= GOAL =
Transcribe each line of the records below exactly, excluding any embedded images.

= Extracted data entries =
"""
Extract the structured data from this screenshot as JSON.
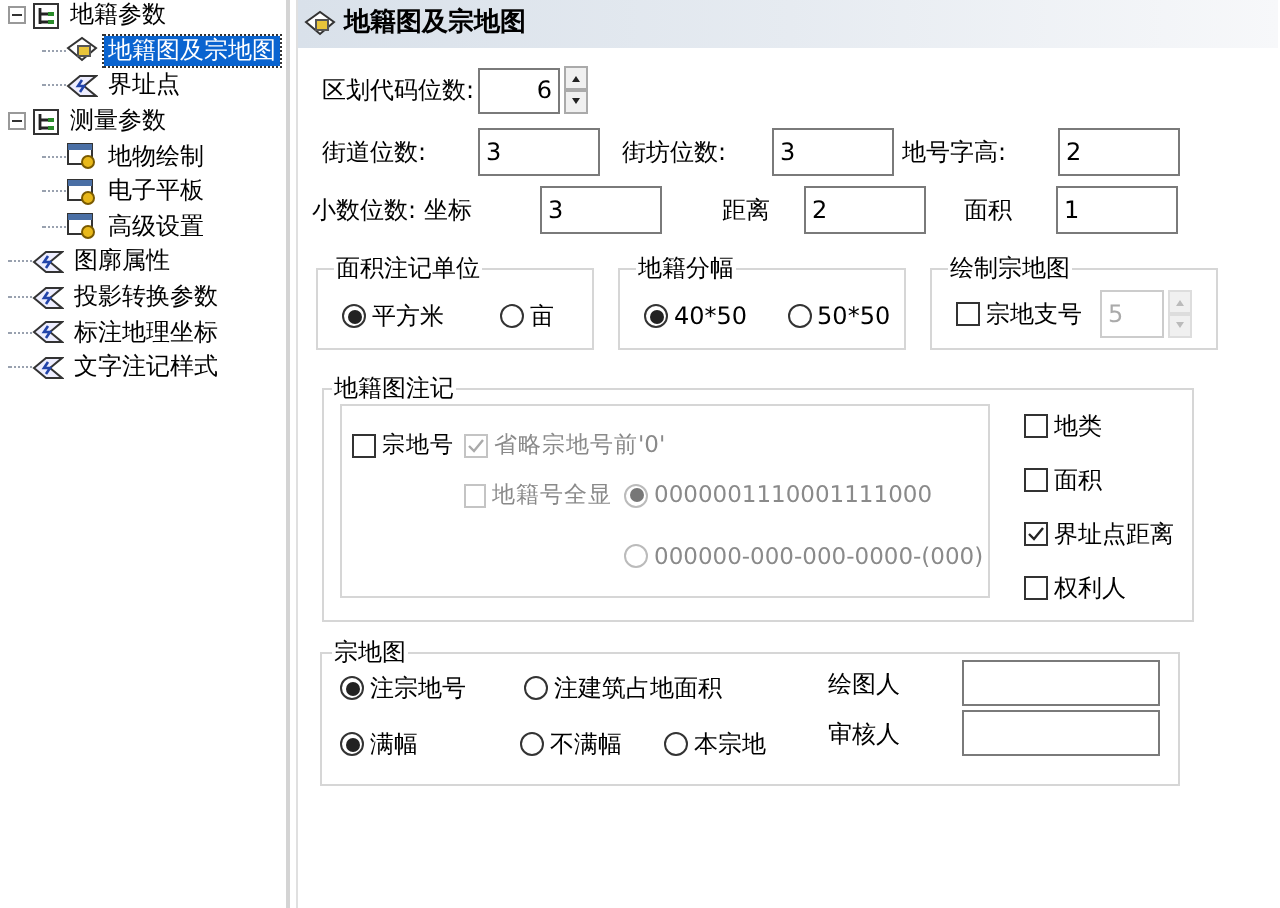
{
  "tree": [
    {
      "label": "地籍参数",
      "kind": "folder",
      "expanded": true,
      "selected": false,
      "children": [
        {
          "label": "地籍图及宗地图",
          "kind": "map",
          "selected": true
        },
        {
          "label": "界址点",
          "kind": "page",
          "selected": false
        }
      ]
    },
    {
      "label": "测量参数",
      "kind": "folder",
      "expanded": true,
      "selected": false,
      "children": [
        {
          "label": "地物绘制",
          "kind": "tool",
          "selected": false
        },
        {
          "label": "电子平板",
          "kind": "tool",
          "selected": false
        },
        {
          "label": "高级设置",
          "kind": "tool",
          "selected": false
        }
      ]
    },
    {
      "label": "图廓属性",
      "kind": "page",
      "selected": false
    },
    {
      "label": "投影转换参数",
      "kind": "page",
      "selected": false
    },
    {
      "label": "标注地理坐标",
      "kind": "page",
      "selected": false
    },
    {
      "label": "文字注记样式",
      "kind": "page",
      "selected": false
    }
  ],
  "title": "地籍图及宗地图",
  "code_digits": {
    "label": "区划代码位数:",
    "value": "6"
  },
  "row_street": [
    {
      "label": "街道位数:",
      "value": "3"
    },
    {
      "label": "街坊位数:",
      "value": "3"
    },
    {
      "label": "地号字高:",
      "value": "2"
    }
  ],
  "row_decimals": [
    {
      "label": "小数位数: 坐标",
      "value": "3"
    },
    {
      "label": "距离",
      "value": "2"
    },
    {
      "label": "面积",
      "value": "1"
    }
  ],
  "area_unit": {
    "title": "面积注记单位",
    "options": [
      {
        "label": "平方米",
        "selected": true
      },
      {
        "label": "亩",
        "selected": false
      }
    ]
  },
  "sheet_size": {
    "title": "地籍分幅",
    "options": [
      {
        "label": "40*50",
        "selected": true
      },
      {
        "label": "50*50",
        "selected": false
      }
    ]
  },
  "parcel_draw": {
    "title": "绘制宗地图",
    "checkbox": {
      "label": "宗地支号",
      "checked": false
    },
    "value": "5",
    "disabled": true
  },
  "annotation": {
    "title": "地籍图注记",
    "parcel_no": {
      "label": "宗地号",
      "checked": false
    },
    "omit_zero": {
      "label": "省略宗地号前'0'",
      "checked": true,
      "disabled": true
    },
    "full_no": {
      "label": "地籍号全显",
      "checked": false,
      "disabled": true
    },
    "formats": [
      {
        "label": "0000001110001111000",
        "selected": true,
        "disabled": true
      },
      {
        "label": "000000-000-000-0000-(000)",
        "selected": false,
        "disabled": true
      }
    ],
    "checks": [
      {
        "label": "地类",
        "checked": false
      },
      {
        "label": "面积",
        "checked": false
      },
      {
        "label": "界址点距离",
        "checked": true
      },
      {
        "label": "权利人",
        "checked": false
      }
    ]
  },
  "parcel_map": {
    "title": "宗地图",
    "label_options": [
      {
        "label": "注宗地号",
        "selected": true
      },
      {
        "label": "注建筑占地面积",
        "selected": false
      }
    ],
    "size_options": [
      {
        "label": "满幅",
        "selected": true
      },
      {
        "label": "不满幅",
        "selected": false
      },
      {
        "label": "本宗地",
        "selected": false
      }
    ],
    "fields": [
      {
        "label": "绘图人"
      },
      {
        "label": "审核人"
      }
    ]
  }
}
"""
= FINAL RESULT =
Extract the structured data from this screenshot as JSON.
{
  "tree": [
    {
      "label": "地籍参数",
      "kind": "folder",
      "expanded": true,
      "selected": false,
      "children": [
        {
          "label": "地籍图及宗地图",
          "kind": "map",
          "selected": true
        },
        {
          "label": "界址点",
          "kind": "page",
          "selected": false
        }
      ]
    },
    {
      "label": "测量参数",
      "kind": "folder",
      "expanded": true,
      "selected": false,
      "children": [
        {
          "label": "地物绘制",
          "kind": "tool",
          "selected": false
        },
        {
          "label": "电子平板",
          "kind": "tool",
          "selected": false
        },
        {
          "label": "高级设置",
          "kind": "tool",
          "selected": false
        }
      ]
    },
    {
      "label": "图廓属性",
      "kind": "page",
      "selected": false
    },
    {
      "label": "投影转换参数",
      "kind": "page",
      "selected": false
    },
    {
      "label": "标注地理坐标",
      "kind": "page",
      "selected": false
    },
    {
      "label": "文字注记样式",
      "kind": "page",
      "selected": false
    }
  ],
  "title": "地籍图及宗地图",
  "code_digits": {
    "label": "区划代码位数:",
    "value": "6"
  },
  "row_street": [
    {
      "label": "街道位数:",
      "value": "3"
    },
    {
      "label": "街坊位数:",
      "value": "3"
    },
    {
      "label": "地号字高:",
      "value": "2"
    }
  ],
  "row_decimals": [
    {
      "label": "小数位数: 坐标",
      "value": "3"
    },
    {
      "label": "距离",
      "value": "2"
    },
    {
      "label": "面积",
      "value": "1"
    }
  ],
  "area_unit": {
    "title": "面积注记单位",
    "options": [
      {
        "label": "平方米",
        "selected": true
      },
      {
        "label": "亩",
        "selected": false
      }
    ]
  },
  "sheet_size": {
    "title": "地籍分幅",
    "options": [
      {
        "label": "40*50",
        "selected": true
      },
      {
        "label": "50*50",
        "selected": false
      }
    ]
  },
  "parcel_draw": {
    "title": "绘制宗地图",
    "checkbox": {
      "label": "宗地支号",
      "checked": false
    },
    "value": "5",
    "disabled": true
  },
  "annotation": {
    "title": "地籍图注记",
    "parcel_no": {
      "label": "宗地号",
      "checked": false
    },
    "omit_zero": {
      "label": "省略宗地号前'0'",
      "checked": true,
      "disabled": true
    },
    "full_no": {
      "label": "地籍号全显",
      "checked": false,
      "disabled": true
    },
    "formats": [
      {
        "label": "0000001110001111000",
        "selected": true,
        "disabled": true
      },
      {
        "label": "000000-000-000-0000-(000)",
        "selected": false,
        "disabled": true
      }
    ],
    "checks": [
      {
        "label": "地类",
        "checked": false
      },
      {
        "label": "面积",
        "checked": false
      },
      {
        "label": "界址点距离",
        "checked": true
      },
      {
        "label": "权利人",
        "checked": false
      }
    ]
  },
  "parcel_map": {
    "title": "宗地图",
    "label_options": [
      {
        "label": "注宗地号",
        "selected": true
      },
      {
        "label": "注建筑占地面积",
        "selected": false
      }
    ],
    "size_options": [
      {
        "label": "满幅",
        "selected": true
      },
      {
        "label": "不满幅",
        "selected": false
      },
      {
        "label": "本宗地",
        "selected": false
      }
    ],
    "fields": [
      {
        "label": "绘图人"
      },
      {
        "label": "审核人"
      }
    ]
  }
}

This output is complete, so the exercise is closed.